### Aim
Without the pictures, print each of the records below exactly as it appears.

### Input records

◆ ◆ ◆ ◆ ◆ ◆ ◆

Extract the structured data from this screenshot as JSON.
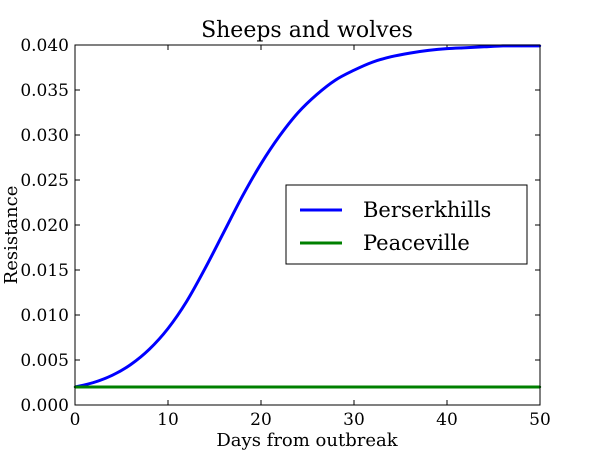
{
  "chart_data": {
    "type": "line",
    "title": "Sheeps and wolves",
    "xlabel": "Days from outbreak",
    "ylabel": "Resistance",
    "xlim": [
      0,
      50
    ],
    "ylim": [
      0,
      0.04
    ],
    "xticks": [
      0,
      10,
      20,
      30,
      40,
      50
    ],
    "xtick_labels": [
      "0",
      "10",
      "20",
      "30",
      "40",
      "50"
    ],
    "yticks": [
      0,
      0.005,
      0.01,
      0.015,
      0.02,
      0.025,
      0.03,
      0.035,
      0.04
    ],
    "ytick_labels": [
      "0.000",
      "0.005",
      "0.010",
      "0.015",
      "0.020",
      "0.025",
      "0.030",
      "0.035",
      "0.040"
    ],
    "grid": false,
    "legend": "center-right",
    "series": [
      {
        "name": "Berserkhills",
        "color": "#0000ff",
        "x": [
          0,
          2,
          4,
          6,
          8,
          10,
          12,
          14,
          16,
          18,
          20,
          22,
          24,
          26,
          28,
          30,
          32,
          34,
          36,
          38,
          40,
          42,
          44,
          46,
          48,
          50
        ],
        "y": [
          0.002,
          0.0025,
          0.0033,
          0.0045,
          0.0062,
          0.0085,
          0.0115,
          0.0152,
          0.0192,
          0.0232,
          0.0268,
          0.0299,
          0.0325,
          0.0345,
          0.0361,
          0.0372,
          0.0381,
          0.0387,
          0.0391,
          0.0394,
          0.0396,
          0.0397,
          0.0398,
          0.0399,
          0.0399,
          0.0399
        ]
      },
      {
        "name": "Peaceville",
        "color": "#008000",
        "x": [
          0,
          50
        ],
        "y": [
          0.002,
          0.002
        ]
      }
    ]
  }
}
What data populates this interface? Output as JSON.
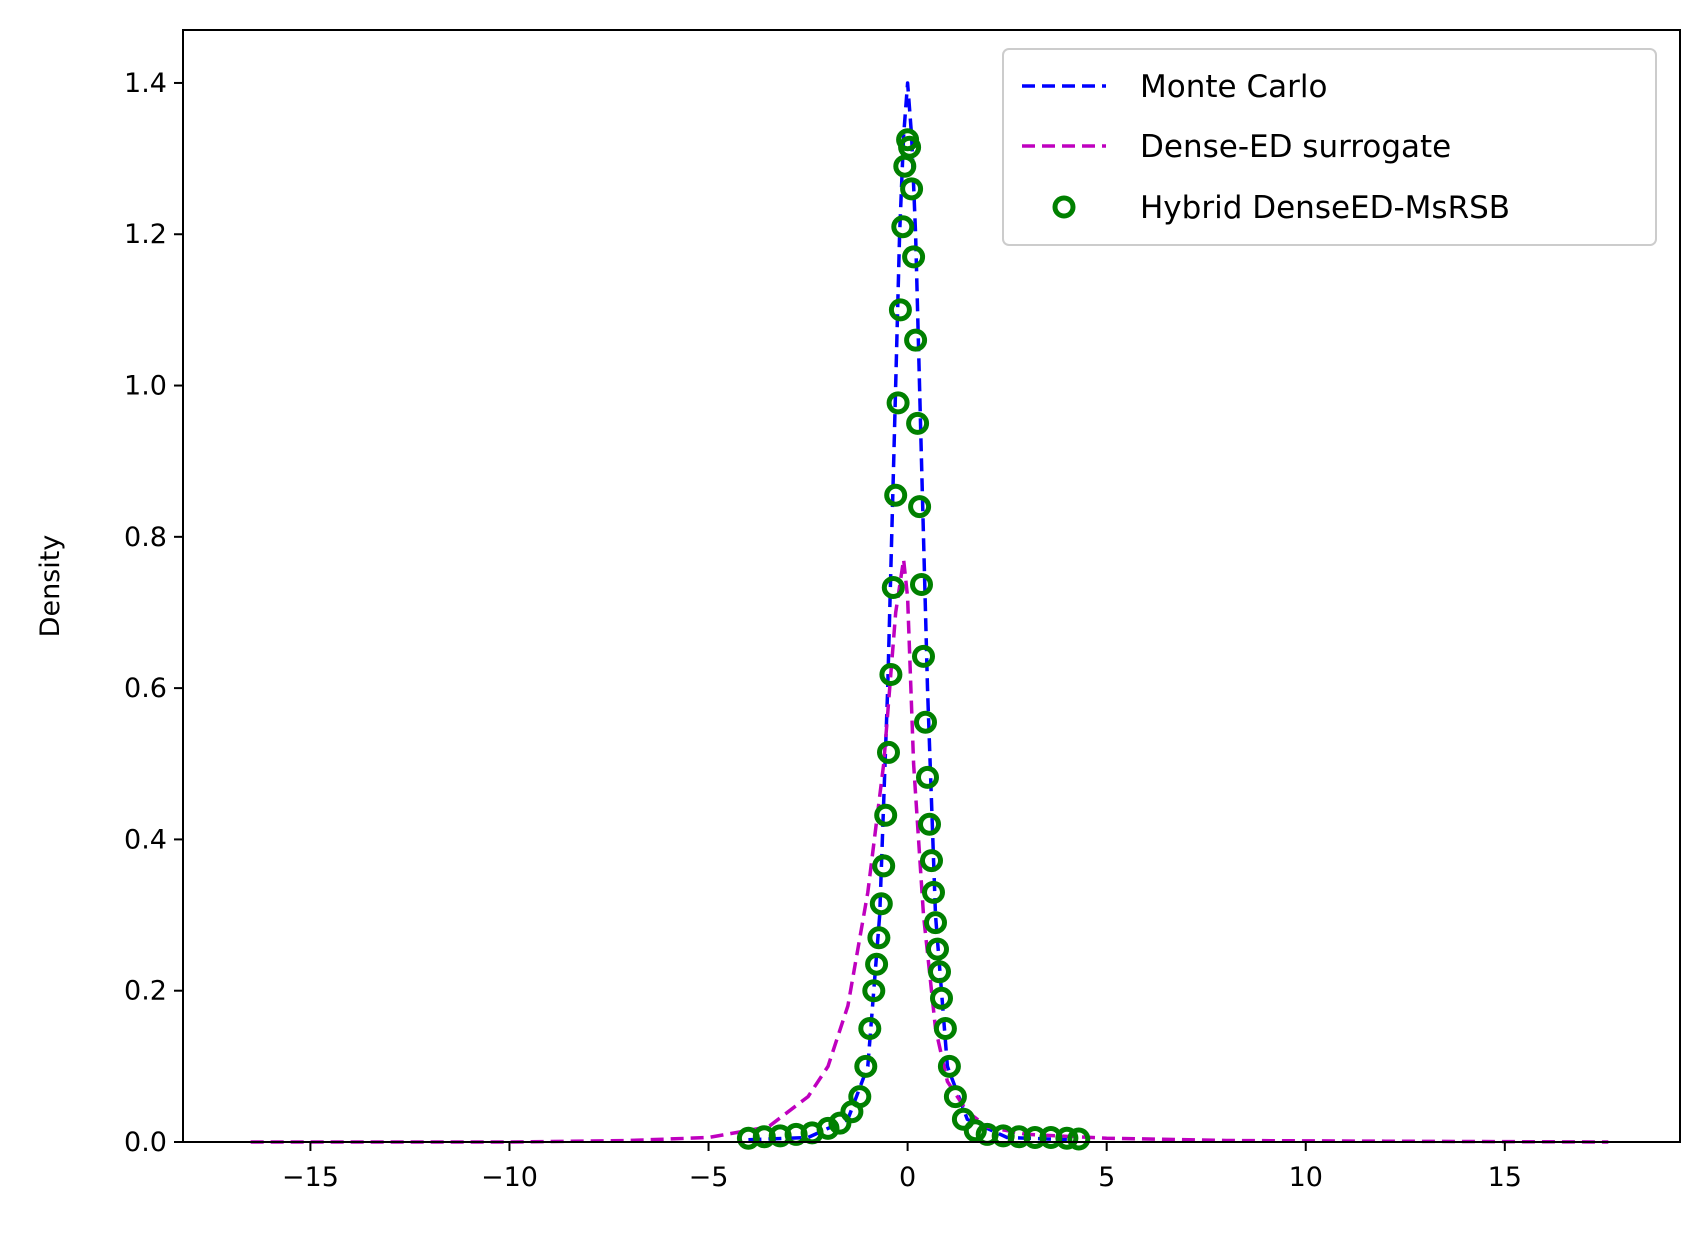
{
  "chart_data": {
    "type": "line",
    "title": "",
    "xlabel": "",
    "ylabel": "Density",
    "xlim": [
      -18.2,
      19.4
    ],
    "ylim": [
      0.0,
      1.47
    ],
    "xticks": [
      -15,
      -10,
      -5,
      0,
      5,
      10,
      15
    ],
    "xtick_labels": [
      "−15",
      "−10",
      "−5",
      "0",
      "5",
      "10",
      "15"
    ],
    "yticks": [
      0.0,
      0.2,
      0.4,
      0.6,
      0.8,
      1.0,
      1.2,
      1.4
    ],
    "ytick_labels": [
      "0.0",
      "0.2",
      "0.4",
      "0.6",
      "0.8",
      "1.0",
      "1.2",
      "1.4"
    ],
    "grid": false,
    "legend_position": "top-right",
    "series": [
      {
        "name": "Monte Carlo",
        "style": "dashed-line",
        "color": "#0000ff",
        "x": [
          -4.0,
          -2.5,
          -1.5,
          -1.0,
          -0.7,
          -0.5,
          -0.35,
          -0.2,
          -0.1,
          0.0,
          0.1,
          0.2,
          0.35,
          0.5,
          0.7,
          1.0,
          1.5,
          2.5,
          4.0
        ],
        "y": [
          0.003,
          0.006,
          0.03,
          0.1,
          0.3,
          0.6,
          0.9,
          1.2,
          1.33,
          1.4,
          1.33,
          1.2,
          0.9,
          0.6,
          0.3,
          0.1,
          0.03,
          0.006,
          0.003
        ]
      },
      {
        "name": "Dense-ED surrogate",
        "style": "dashed-line",
        "color": "#bf00bf",
        "x": [
          -16.5,
          -10.0,
          -7.0,
          -5.0,
          -3.5,
          -2.5,
          -2.0,
          -1.5,
          -1.0,
          -0.6,
          -0.3,
          -0.1,
          0.0,
          0.15,
          0.4,
          0.7,
          1.0,
          1.5,
          2.0,
          3.0,
          5.0,
          8.0,
          12.0,
          17.6
        ],
        "y": [
          0.0,
          0.0,
          0.002,
          0.006,
          0.02,
          0.06,
          0.1,
          0.18,
          0.33,
          0.5,
          0.7,
          0.77,
          0.72,
          0.5,
          0.3,
          0.15,
          0.08,
          0.04,
          0.02,
          0.01,
          0.005,
          0.002,
          0.001,
          0.0
        ]
      },
      {
        "name": "Hybrid DenseED-MsRSB",
        "style": "open-circles",
        "color": "#008000",
        "x": [
          -4.0,
          -3.6,
          -3.2,
          -2.8,
          -2.4,
          -2.0,
          -1.7,
          -1.4,
          -1.2,
          -1.05,
          -0.95,
          -0.85,
          -0.78,
          -0.72,
          -0.66,
          -0.6,
          -0.55,
          -0.48,
          -0.42,
          -0.36,
          -0.3,
          -0.24,
          -0.18,
          -0.12,
          -0.07,
          0.0,
          0.05,
          0.1,
          0.15,
          0.2,
          0.25,
          0.3,
          0.35,
          0.4,
          0.45,
          0.5,
          0.55,
          0.6,
          0.65,
          0.7,
          0.75,
          0.8,
          0.85,
          0.95,
          1.05,
          1.2,
          1.4,
          1.7,
          2.0,
          2.4,
          2.8,
          3.2,
          3.6,
          4.0,
          4.3
        ],
        "y": [
          0.005,
          0.007,
          0.008,
          0.01,
          0.012,
          0.018,
          0.025,
          0.04,
          0.06,
          0.1,
          0.15,
          0.2,
          0.235,
          0.27,
          0.315,
          0.365,
          0.432,
          0.515,
          0.618,
          0.733,
          0.855,
          0.977,
          1.1,
          1.21,
          1.29,
          1.325,
          1.315,
          1.26,
          1.17,
          1.06,
          0.95,
          0.84,
          0.737,
          0.642,
          0.555,
          0.482,
          0.42,
          0.372,
          0.33,
          0.29,
          0.255,
          0.225,
          0.19,
          0.15,
          0.1,
          0.06,
          0.03,
          0.015,
          0.01,
          0.008,
          0.007,
          0.006,
          0.006,
          0.005,
          0.004
        ]
      }
    ]
  }
}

◆ ◆ ◆ ◆ ◆ ◆ ◆

### Response
Extract the structured data from this screenshot as JSON.
{
  "chart_data": {
    "type": "line",
    "title": "Sheeps and wolves",
    "xlabel": "Days from outbreak",
    "ylabel": "Resistance",
    "xlim": [
      0,
      50
    ],
    "ylim": [
      0,
      0.04
    ],
    "xticks": [
      0,
      10,
      20,
      30,
      40,
      50
    ],
    "xtick_labels": [
      "0",
      "10",
      "20",
      "30",
      "40",
      "50"
    ],
    "yticks": [
      0,
      0.005,
      0.01,
      0.015,
      0.02,
      0.025,
      0.03,
      0.035,
      0.04
    ],
    "ytick_labels": [
      "0.000",
      "0.005",
      "0.010",
      "0.015",
      "0.020",
      "0.025",
      "0.030",
      "0.035",
      "0.040"
    ],
    "grid": false,
    "legend": "center-right",
    "series": [
      {
        "name": "Berserkhills",
        "color": "#0000ff",
        "x": [
          0,
          2,
          4,
          6,
          8,
          10,
          12,
          14,
          16,
          18,
          20,
          22,
          24,
          26,
          28,
          30,
          32,
          34,
          36,
          38,
          40,
          42,
          44,
          46,
          48,
          50
        ],
        "y": [
          0.002,
          0.0025,
          0.0033,
          0.0045,
          0.0062,
          0.0085,
          0.0115,
          0.0152,
          0.0192,
          0.0232,
          0.0268,
          0.0299,
          0.0325,
          0.0345,
          0.0361,
          0.0372,
          0.0381,
          0.0387,
          0.0391,
          0.0394,
          0.0396,
          0.0397,
          0.0398,
          0.0399,
          0.0399,
          0.0399
        ]
      },
      {
        "name": "Peaceville",
        "color": "#008000",
        "x": [
          0,
          50
        ],
        "y": [
          0.002,
          0.002
        ]
      }
    ]
  }
}
What data populates this interface? Output as JSON.
{
  "chart_data": {
    "type": "line",
    "title": "",
    "xlabel": "",
    "ylabel": "Density",
    "xlim": [
      -18.2,
      19.4
    ],
    "ylim": [
      0.0,
      1.47
    ],
    "xticks": [
      -15,
      -10,
      -5,
      0,
      5,
      10,
      15
    ],
    "xtick_labels": [
      "−15",
      "−10",
      "−5",
      "0",
      "5",
      "10",
      "15"
    ],
    "yticks": [
      0.0,
      0.2,
      0.4,
      0.6,
      0.8,
      1.0,
      1.2,
      1.4
    ],
    "ytick_labels": [
      "0.0",
      "0.2",
      "0.4",
      "0.6",
      "0.8",
      "1.0",
      "1.2",
      "1.4"
    ],
    "grid": false,
    "legend_position": "top-right",
    "series": [
      {
        "name": "Monte Carlo",
        "style": "dashed-line",
        "color": "#0000ff",
        "x": [
          -4.0,
          -2.5,
          -1.5,
          -1.0,
          -0.7,
          -0.5,
          -0.35,
          -0.2,
          -0.1,
          0.0,
          0.1,
          0.2,
          0.35,
          0.5,
          0.7,
          1.0,
          1.5,
          2.5,
          4.0
        ],
        "y": [
          0.003,
          0.006,
          0.03,
          0.1,
          0.3,
          0.6,
          0.9,
          1.2,
          1.33,
          1.4,
          1.33,
          1.2,
          0.9,
          0.6,
          0.3,
          0.1,
          0.03,
          0.006,
          0.003
        ]
      },
      {
        "name": "Dense-ED surrogate",
        "style": "dashed-line",
        "color": "#bf00bf",
        "x": [
          -16.5,
          -10.0,
          -7.0,
          -5.0,
          -3.5,
          -2.5,
          -2.0,
          -1.5,
          -1.0,
          -0.6,
          -0.3,
          -0.1,
          0.0,
          0.15,
          0.4,
          0.7,
          1.0,
          1.5,
          2.0,
          3.0,
          5.0,
          8.0,
          12.0,
          17.6
        ],
        "y": [
          0.0,
          0.0,
          0.002,
          0.006,
          0.02,
          0.06,
          0.1,
          0.18,
          0.33,
          0.5,
          0.7,
          0.77,
          0.72,
          0.5,
          0.3,
          0.15,
          0.08,
          0.04,
          0.02,
          0.01,
          0.005,
          0.002,
          0.001,
          0.0
        ]
      },
      {
        "name": "Hybrid DenseED-MsRSB",
        "style": "open-circles",
        "color": "#008000",
        "x": [
          -4.0,
          -3.6,
          -3.2,
          -2.8,
          -2.4,
          -2.0,
          -1.7,
          -1.4,
          -1.2,
          -1.05,
          -0.95,
          -0.85,
          -0.78,
          -0.72,
          -0.66,
          -0.6,
          -0.55,
          -0.48,
          -0.42,
          -0.36,
          -0.3,
          -0.24,
          -0.18,
          -0.12,
          -0.07,
          0.0,
          0.05,
          0.1,
          0.15,
          0.2,
          0.25,
          0.3,
          0.35,
          0.4,
          0.45,
          0.5,
          0.55,
          0.6,
          0.65,
          0.7,
          0.75,
          0.8,
          0.85,
          0.95,
          1.05,
          1.2,
          1.4,
          1.7,
          2.0,
          2.4,
          2.8,
          3.2,
          3.6,
          4.0,
          4.3
        ],
        "y": [
          0.005,
          0.007,
          0.008,
          0.01,
          0.012,
          0.018,
          0.025,
          0.04,
          0.06,
          0.1,
          0.15,
          0.2,
          0.235,
          0.27,
          0.315,
          0.365,
          0.432,
          0.515,
          0.618,
          0.733,
          0.855,
          0.977,
          1.1,
          1.21,
          1.29,
          1.325,
          1.315,
          1.26,
          1.17,
          1.06,
          0.95,
          0.84,
          0.737,
          0.642,
          0.555,
          0.482,
          0.42,
          0.372,
          0.33,
          0.29,
          0.255,
          0.225,
          0.19,
          0.15,
          0.1,
          0.06,
          0.03,
          0.015,
          0.01,
          0.008,
          0.007,
          0.006,
          0.006,
          0.005,
          0.004
        ]
      }
    ]
  }
}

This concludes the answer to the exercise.